Count the lines in the entries below that include the word "tests". Give nothing but the number.

--- START Extracted data ---

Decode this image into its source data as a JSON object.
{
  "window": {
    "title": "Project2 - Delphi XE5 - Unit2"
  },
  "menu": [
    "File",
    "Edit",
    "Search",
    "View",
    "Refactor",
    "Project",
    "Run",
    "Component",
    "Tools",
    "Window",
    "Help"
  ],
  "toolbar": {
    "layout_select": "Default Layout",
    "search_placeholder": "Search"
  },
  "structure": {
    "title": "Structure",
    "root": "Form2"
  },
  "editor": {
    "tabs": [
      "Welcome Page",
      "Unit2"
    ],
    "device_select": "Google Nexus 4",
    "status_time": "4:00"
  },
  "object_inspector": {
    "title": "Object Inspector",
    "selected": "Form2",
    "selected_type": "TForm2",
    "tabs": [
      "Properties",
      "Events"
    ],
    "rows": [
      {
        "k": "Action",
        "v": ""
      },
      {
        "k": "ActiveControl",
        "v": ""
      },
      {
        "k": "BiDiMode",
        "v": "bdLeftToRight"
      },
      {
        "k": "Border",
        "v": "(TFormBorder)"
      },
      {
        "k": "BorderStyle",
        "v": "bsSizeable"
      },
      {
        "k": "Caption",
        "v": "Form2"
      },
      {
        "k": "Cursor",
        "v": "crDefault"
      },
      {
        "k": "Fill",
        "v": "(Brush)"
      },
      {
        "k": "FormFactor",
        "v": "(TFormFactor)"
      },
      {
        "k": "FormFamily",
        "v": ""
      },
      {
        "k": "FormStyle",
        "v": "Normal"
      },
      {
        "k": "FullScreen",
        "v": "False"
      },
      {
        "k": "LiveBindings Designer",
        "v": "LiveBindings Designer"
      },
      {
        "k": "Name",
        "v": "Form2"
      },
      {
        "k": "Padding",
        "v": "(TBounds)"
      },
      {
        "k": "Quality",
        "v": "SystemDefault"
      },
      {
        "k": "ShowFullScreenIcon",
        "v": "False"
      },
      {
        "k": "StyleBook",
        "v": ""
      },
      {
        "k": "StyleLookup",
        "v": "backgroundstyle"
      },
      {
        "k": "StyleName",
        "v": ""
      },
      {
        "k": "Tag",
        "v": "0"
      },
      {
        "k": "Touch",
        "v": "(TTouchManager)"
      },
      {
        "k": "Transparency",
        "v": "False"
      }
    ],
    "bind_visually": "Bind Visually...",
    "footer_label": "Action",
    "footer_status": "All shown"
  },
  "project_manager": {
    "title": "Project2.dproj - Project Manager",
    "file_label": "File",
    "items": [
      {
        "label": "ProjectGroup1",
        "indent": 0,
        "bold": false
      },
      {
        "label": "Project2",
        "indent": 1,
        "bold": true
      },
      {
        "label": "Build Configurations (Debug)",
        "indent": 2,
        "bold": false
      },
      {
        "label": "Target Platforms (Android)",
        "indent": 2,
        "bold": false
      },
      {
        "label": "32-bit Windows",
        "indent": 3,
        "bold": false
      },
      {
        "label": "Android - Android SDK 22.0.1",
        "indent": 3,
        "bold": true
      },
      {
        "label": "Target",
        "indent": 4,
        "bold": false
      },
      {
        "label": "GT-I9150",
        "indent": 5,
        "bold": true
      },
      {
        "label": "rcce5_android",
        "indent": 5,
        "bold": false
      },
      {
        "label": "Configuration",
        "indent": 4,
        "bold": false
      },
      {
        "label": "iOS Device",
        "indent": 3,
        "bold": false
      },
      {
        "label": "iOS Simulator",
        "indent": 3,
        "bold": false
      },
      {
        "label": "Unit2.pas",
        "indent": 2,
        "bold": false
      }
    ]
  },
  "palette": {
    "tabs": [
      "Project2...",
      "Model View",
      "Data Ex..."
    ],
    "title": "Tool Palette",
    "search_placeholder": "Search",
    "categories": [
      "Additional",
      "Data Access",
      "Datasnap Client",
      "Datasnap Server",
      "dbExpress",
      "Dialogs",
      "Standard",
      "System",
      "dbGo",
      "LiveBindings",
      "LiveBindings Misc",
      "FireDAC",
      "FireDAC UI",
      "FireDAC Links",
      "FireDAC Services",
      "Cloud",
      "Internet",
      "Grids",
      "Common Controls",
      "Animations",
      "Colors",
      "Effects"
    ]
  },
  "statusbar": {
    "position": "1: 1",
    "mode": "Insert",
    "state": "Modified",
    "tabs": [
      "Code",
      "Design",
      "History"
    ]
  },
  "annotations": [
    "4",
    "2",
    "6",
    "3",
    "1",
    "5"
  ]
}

--- END Extracted data ---
--- START Extracted data ---

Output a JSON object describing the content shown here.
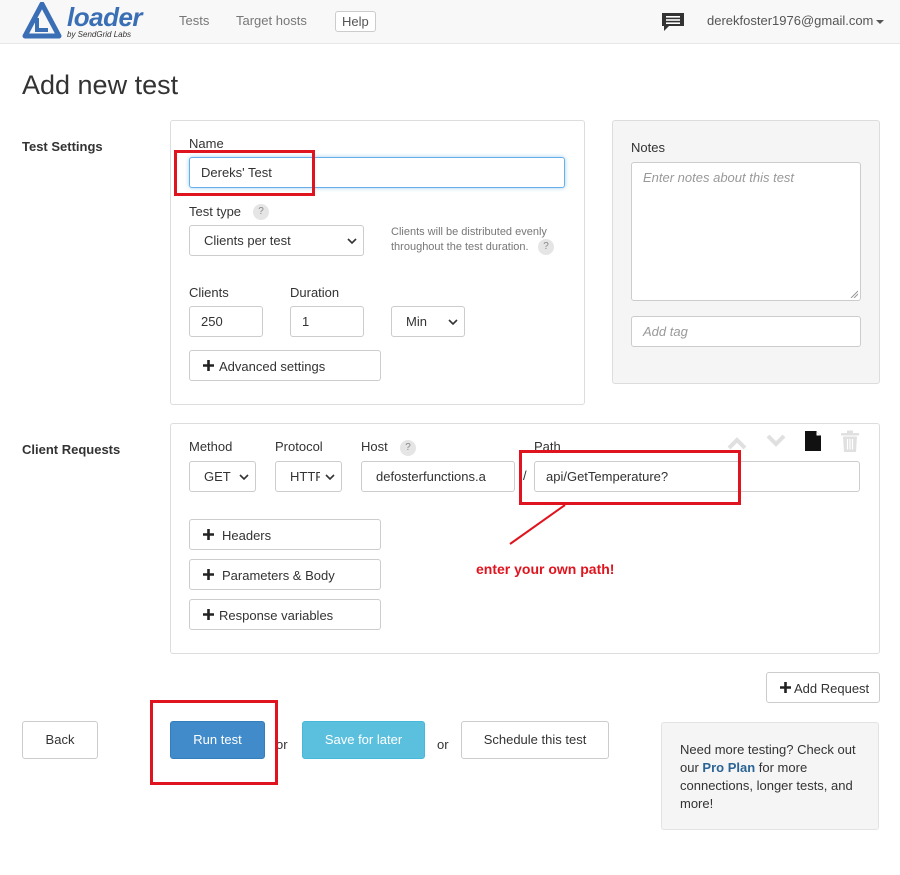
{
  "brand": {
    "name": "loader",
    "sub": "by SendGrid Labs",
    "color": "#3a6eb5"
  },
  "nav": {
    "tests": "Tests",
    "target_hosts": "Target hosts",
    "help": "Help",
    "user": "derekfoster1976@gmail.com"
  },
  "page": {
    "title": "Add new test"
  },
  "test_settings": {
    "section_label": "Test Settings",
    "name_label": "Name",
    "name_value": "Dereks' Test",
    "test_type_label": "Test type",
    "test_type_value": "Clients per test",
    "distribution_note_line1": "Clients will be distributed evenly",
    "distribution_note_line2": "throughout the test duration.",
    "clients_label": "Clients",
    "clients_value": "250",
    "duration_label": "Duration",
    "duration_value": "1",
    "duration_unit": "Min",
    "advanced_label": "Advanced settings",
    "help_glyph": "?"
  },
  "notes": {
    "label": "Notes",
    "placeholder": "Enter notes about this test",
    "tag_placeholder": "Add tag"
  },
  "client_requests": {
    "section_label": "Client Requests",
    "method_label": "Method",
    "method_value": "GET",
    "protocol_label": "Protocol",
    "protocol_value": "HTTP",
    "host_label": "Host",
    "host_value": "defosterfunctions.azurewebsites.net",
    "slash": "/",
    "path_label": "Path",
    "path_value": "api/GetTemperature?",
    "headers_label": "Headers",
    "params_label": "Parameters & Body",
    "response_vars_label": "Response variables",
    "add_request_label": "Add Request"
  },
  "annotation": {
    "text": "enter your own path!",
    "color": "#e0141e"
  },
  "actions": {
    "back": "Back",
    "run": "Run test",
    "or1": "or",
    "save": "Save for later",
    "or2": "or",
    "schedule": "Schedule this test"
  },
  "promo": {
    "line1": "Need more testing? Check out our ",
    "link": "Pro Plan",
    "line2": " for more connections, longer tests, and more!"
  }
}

--- END Extracted data ---

● Task output
2